Start Records to use
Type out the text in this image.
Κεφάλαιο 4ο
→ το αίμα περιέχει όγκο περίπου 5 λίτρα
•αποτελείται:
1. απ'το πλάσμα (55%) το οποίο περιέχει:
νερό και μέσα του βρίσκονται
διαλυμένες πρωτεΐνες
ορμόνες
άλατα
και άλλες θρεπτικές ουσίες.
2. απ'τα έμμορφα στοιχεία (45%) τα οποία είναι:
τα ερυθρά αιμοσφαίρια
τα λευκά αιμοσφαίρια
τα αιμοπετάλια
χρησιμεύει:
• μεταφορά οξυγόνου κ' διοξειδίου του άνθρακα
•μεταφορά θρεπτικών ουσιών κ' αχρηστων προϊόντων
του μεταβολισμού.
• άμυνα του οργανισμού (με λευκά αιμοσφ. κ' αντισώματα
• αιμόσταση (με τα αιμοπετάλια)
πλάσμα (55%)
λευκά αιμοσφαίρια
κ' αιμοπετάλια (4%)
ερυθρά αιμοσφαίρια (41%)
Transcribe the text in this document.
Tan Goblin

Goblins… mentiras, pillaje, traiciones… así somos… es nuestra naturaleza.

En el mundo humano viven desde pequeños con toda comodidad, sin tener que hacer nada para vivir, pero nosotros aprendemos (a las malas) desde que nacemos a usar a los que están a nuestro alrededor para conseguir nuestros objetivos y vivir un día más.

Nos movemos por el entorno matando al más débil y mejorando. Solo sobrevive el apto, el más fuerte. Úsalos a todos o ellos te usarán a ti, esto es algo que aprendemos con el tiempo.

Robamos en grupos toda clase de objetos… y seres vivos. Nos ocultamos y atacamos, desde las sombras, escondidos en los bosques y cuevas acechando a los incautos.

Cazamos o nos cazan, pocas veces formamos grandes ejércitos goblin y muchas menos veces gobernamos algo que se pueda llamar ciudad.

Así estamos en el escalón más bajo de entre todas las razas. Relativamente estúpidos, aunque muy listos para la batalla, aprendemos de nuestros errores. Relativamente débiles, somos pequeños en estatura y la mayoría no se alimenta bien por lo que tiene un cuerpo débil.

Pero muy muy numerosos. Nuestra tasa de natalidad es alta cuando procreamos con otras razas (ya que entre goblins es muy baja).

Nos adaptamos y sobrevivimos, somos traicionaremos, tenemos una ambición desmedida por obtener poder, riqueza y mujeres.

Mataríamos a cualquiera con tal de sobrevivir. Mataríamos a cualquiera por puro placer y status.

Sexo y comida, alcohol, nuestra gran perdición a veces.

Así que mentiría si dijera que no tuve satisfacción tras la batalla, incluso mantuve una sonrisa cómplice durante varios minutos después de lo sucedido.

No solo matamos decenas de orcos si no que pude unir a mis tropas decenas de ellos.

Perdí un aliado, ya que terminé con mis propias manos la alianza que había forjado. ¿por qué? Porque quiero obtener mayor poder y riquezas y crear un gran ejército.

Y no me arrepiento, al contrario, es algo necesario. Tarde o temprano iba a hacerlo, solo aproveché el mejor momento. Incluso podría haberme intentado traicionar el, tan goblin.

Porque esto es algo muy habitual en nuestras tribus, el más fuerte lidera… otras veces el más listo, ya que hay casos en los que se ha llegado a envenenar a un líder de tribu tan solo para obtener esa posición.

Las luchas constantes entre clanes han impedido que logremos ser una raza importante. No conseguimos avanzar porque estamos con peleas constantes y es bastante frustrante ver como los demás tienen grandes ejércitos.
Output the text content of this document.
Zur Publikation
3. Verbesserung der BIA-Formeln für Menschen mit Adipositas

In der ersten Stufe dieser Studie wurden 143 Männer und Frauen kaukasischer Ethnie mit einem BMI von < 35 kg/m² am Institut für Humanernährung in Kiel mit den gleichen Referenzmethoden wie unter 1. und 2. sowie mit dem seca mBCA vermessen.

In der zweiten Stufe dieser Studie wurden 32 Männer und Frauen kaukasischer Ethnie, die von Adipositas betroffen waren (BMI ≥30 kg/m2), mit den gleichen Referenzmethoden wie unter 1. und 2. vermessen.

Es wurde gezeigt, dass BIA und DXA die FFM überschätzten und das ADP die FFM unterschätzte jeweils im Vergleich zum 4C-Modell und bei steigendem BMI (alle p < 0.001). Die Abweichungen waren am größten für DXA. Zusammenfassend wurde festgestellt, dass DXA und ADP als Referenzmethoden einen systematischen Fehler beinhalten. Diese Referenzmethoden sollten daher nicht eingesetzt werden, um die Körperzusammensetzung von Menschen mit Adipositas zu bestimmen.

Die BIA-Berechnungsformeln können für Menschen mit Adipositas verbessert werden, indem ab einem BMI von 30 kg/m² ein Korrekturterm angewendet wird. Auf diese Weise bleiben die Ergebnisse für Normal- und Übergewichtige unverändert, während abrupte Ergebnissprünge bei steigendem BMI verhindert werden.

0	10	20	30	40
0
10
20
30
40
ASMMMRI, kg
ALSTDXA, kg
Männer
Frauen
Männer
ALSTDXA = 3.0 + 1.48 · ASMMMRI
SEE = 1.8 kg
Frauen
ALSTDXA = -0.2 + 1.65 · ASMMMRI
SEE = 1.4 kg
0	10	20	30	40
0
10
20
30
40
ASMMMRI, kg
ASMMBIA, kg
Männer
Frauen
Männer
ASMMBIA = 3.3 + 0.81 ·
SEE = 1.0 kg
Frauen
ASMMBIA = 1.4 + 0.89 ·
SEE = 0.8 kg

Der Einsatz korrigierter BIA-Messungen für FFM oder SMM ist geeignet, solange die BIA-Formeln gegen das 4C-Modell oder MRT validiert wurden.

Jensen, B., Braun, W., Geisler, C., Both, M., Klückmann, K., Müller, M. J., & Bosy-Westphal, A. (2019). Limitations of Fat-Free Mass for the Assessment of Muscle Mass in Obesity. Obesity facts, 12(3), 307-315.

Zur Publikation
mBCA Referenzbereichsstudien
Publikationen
End Records to use
**Set problem:**
Copy each line of the listing that includes "einem".

**Expected answer:**
In der ersten Stufe dieser Studie wurden 143 Männer und Frauen kaukasischer Ethnie mit einem BMI von < 35 kg/m² am Institut für Humanernährung in Kiel mit den gleichen Referenzmethoden wie unter 1. und 2. sowie mit dem seca mBCA vermessen.
Die BIA-Berechnungsformeln können für Menschen mit Adipositas verbessert werden, indem ab einem BMI von 30 kg/m² ein Korrekturterm angewendet wird. Auf diese Weise bleiben die Ergebnisse für Normal- und Übergewichtige unverändert, während abrupte Ergebnissprünge bei steigendem BMI verhindert werden.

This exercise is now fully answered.